Dataset records:
—————
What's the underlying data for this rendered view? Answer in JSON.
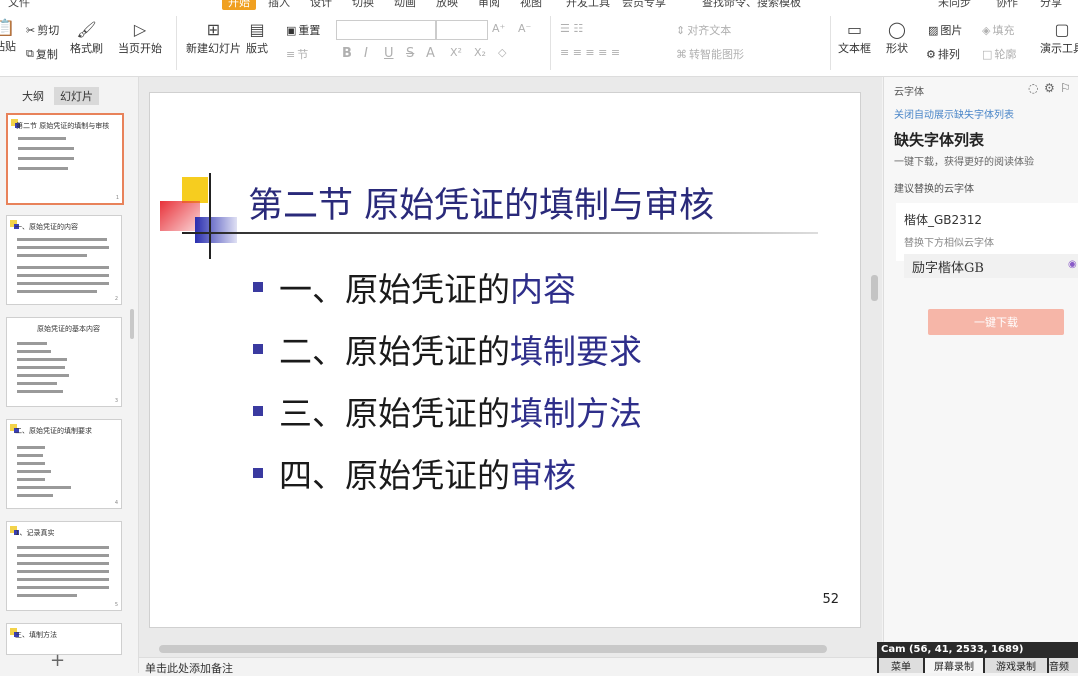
{
  "menubar": {
    "items": [
      "文件",
      "开始",
      "插入",
      "设计",
      "切换",
      "动画",
      "放映",
      "审阅",
      "视图",
      "开发工具",
      "会员专享",
      "查找命令、搜索模板"
    ],
    "right": [
      "未同步",
      "协作",
      "分享"
    ]
  },
  "ribbon": {
    "paste": "粘贴",
    "cut": "剪切",
    "copy": "复制",
    "format_painter": "格式刷",
    "from_current": "当页开始",
    "new_slide": "新建幻灯片",
    "layout": "版式",
    "reset": "重置",
    "section": "节",
    "bold": "B",
    "italic": "I",
    "underline": "U",
    "strike": "S",
    "font_color": "A",
    "superscript": "X²",
    "subscript": "X₂",
    "clear": "◇",
    "grow": "A⁺",
    "shrink": "A⁻",
    "align_text": "对齐文本",
    "smart_shape": "转智能图形",
    "text_box": "文本框",
    "shape": "形状",
    "arrange": "排列",
    "picture": "图片",
    "fill": "填充",
    "outline": "轮廓",
    "presentation_tools": "演示工具"
  },
  "left_panel": {
    "tabs": [
      "大纲",
      "幻灯片"
    ],
    "thumbs": [
      {
        "title": "第二节 原始凭证的填制与审核",
        "selected": true
      },
      {
        "title": "一、原始凭证的内容",
        "selected": false
      },
      {
        "title": "原始凭证的基本内容",
        "selected": false
      },
      {
        "title": "二、原始凭证的填制要求",
        "selected": false
      },
      {
        "title": "1、记录真实",
        "selected": false
      },
      {
        "title": "三、填制方法",
        "selected": false
      }
    ],
    "add": "+"
  },
  "slide": {
    "title": "第二节 原始凭证的填制与审核",
    "bullets": [
      {
        "lead": "一、原始凭证的",
        "hl": "内容"
      },
      {
        "lead": "二、原始凭证的",
        "hl": "填制要求"
      },
      {
        "lead": "三、原始凭证的",
        "hl": "填制方法"
      },
      {
        "lead": "四、原始凭证的",
        "hl": "审核"
      }
    ],
    "page_number": "52"
  },
  "notes": {
    "placeholder": "单击此处添加备注"
  },
  "right_panel": {
    "header": "云字体",
    "close_link": "关闭自动展示缺失字体列表",
    "title": "缺失字体列表",
    "subtitle": "一键下载，获得更好的阅读体验",
    "suggest_label": "建议替换的云字体",
    "missing_font": "楷体_GB2312",
    "replace_hint": "替换下方相似云字体",
    "replacement_font": "励字楷体GB",
    "download_button": "一键下载"
  },
  "cam": {
    "title": "Cam (56, 41, 2533, 1689)",
    "tabs": [
      "菜单",
      "屏幕录制",
      "游戏录制",
      "音频"
    ]
  }
}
—————
Challenge
Please repeat the entries exactly. Do not include the pictures.

Reply to the task
What's the underlying data for this rendered view? Answer in JSON.
{
  "menubar": {
    "items": [
      "文件",
      "开始",
      "插入",
      "设计",
      "切换",
      "动画",
      "放映",
      "审阅",
      "视图",
      "开发工具",
      "会员专享",
      "查找命令、搜索模板"
    ],
    "right": [
      "未同步",
      "协作",
      "分享"
    ]
  },
  "ribbon": {
    "paste": "粘贴",
    "cut": "剪切",
    "copy": "复制",
    "format_painter": "格式刷",
    "from_current": "当页开始",
    "new_slide": "新建幻灯片",
    "layout": "版式",
    "reset": "重置",
    "section": "节",
    "bold": "B",
    "italic": "I",
    "underline": "U",
    "strike": "S",
    "font_color": "A",
    "superscript": "X²",
    "subscript": "X₂",
    "clear": "◇",
    "grow": "A⁺",
    "shrink": "A⁻",
    "align_text": "对齐文本",
    "smart_shape": "转智能图形",
    "text_box": "文本框",
    "shape": "形状",
    "arrange": "排列",
    "picture": "图片",
    "fill": "填充",
    "outline": "轮廓",
    "presentation_tools": "演示工具"
  },
  "left_panel": {
    "tabs": [
      "大纲",
      "幻灯片"
    ],
    "thumbs": [
      {
        "title": "第二节 原始凭证的填制与审核",
        "selected": true
      },
      {
        "title": "一、原始凭证的内容",
        "selected": false
      },
      {
        "title": "原始凭证的基本内容",
        "selected": false
      },
      {
        "title": "二、原始凭证的填制要求",
        "selected": false
      },
      {
        "title": "1、记录真实",
        "selected": false
      },
      {
        "title": "三、填制方法",
        "selected": false
      }
    ],
    "add": "+"
  },
  "slide": {
    "title": "第二节 原始凭证的填制与审核",
    "bullets": [
      {
        "lead": "一、原始凭证的",
        "hl": "内容"
      },
      {
        "lead": "二、原始凭证的",
        "hl": "填制要求"
      },
      {
        "lead": "三、原始凭证的",
        "hl": "填制方法"
      },
      {
        "lead": "四、原始凭证的",
        "hl": "审核"
      }
    ],
    "page_number": "52"
  },
  "notes": {
    "placeholder": "单击此处添加备注"
  },
  "right_panel": {
    "header": "云字体",
    "close_link": "关闭自动展示缺失字体列表",
    "title": "缺失字体列表",
    "subtitle": "一键下载，获得更好的阅读体验",
    "suggest_label": "建议替换的云字体",
    "missing_font": "楷体_GB2312",
    "replace_hint": "替换下方相似云字体",
    "replacement_font": "励字楷体GB",
    "download_button": "一键下载"
  },
  "cam": {
    "title": "Cam (56, 41, 2533, 1689)",
    "tabs": [
      "菜单",
      "屏幕录制",
      "游戏录制",
      "音频"
    ]
  }
}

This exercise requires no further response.